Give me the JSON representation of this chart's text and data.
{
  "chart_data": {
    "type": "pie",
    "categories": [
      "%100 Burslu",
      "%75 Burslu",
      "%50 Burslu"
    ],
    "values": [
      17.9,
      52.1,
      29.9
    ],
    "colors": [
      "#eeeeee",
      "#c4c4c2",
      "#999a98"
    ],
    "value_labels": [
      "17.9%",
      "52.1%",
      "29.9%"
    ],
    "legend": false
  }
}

+ + + +

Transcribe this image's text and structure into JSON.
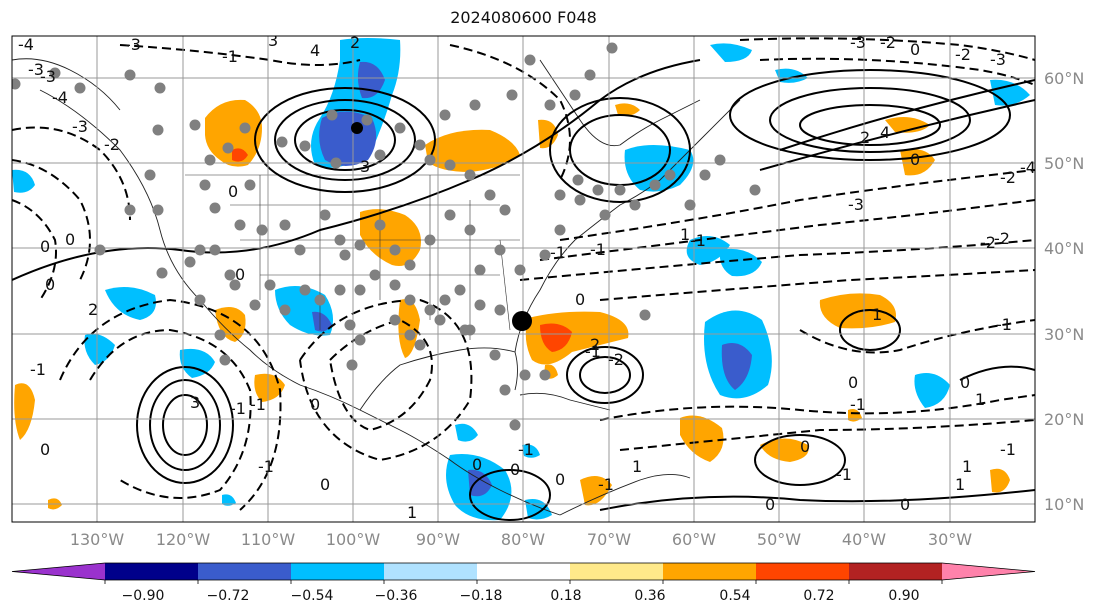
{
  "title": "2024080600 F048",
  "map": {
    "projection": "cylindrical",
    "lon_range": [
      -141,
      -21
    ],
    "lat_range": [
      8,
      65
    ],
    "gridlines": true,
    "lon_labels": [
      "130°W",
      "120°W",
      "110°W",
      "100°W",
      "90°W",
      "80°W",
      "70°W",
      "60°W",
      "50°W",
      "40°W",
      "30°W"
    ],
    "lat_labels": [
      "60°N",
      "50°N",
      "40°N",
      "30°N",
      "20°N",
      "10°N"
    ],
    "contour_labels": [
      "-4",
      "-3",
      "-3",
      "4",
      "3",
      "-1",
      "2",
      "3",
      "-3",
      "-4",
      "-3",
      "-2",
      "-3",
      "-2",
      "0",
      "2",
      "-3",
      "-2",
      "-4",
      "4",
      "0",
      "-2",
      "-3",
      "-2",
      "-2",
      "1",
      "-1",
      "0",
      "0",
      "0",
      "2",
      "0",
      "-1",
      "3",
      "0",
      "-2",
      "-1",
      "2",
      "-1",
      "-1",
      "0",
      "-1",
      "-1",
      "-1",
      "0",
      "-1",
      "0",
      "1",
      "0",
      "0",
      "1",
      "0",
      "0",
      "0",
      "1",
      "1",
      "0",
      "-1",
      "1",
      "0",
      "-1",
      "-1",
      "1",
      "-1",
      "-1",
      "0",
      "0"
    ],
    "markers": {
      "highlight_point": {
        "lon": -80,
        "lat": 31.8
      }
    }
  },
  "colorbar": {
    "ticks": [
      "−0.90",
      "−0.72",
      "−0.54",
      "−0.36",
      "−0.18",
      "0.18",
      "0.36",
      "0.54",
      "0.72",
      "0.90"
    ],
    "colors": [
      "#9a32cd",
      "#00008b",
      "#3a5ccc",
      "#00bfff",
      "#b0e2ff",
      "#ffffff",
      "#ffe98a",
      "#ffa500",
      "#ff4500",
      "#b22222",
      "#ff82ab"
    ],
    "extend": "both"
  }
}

+ + + +

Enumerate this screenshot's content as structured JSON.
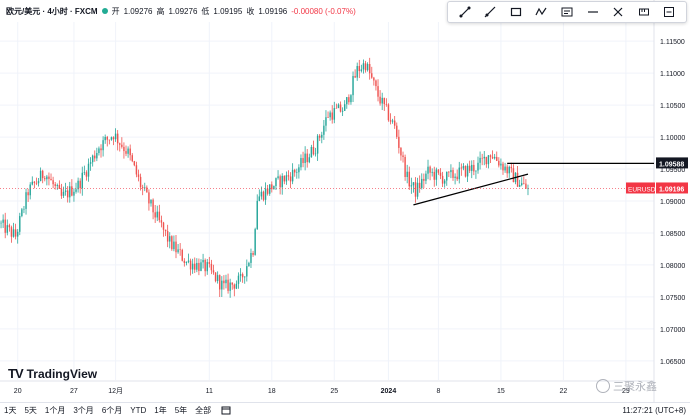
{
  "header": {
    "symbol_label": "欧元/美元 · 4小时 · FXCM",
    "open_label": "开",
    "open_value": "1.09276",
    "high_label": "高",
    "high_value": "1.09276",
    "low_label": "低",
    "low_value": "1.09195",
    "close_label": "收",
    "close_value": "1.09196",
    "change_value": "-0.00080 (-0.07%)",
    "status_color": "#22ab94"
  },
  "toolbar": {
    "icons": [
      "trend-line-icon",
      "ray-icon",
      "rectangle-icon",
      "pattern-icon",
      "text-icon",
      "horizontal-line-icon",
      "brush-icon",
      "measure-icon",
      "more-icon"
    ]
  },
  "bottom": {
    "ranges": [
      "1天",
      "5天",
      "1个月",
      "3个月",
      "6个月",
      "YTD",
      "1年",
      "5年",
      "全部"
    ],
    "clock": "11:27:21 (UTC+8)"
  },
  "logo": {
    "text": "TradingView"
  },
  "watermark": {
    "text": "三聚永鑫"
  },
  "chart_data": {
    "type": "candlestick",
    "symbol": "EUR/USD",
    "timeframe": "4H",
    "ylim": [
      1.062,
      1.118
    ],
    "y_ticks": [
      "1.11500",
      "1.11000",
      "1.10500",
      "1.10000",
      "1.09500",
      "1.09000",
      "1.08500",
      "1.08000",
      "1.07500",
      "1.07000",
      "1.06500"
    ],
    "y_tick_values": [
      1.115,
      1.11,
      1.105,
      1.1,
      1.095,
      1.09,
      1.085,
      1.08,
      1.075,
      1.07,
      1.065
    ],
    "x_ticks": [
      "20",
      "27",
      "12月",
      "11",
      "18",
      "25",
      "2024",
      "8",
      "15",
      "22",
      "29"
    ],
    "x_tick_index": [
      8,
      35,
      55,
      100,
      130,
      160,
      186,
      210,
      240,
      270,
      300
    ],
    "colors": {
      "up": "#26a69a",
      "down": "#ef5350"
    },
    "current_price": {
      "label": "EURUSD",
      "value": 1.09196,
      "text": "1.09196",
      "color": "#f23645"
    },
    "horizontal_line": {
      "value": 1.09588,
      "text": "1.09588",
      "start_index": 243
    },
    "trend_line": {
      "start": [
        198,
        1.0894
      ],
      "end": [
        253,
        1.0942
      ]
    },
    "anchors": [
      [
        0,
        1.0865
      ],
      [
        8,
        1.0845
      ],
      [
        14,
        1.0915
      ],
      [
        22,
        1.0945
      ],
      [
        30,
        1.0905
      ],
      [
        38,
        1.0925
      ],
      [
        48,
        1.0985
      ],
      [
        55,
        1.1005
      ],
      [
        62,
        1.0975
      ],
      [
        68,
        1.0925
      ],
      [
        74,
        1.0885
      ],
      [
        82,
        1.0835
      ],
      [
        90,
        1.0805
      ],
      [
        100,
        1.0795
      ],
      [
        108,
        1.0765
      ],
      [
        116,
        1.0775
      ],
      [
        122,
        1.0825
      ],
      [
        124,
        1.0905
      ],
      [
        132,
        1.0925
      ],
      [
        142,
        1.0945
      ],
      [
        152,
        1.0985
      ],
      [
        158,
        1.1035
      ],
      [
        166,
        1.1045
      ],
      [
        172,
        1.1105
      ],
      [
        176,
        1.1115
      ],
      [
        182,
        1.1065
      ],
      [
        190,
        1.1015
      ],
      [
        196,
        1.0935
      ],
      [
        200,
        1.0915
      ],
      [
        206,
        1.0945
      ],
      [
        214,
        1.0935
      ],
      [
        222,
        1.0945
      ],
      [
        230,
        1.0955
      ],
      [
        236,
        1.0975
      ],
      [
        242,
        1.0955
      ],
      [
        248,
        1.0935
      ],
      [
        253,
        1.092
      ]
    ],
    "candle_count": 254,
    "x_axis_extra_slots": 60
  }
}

+ + + +

▸ Aim of the exercise: Of the lines above, how many contain the word "this"? Provide the number and nothing else.

▸ Task output: 3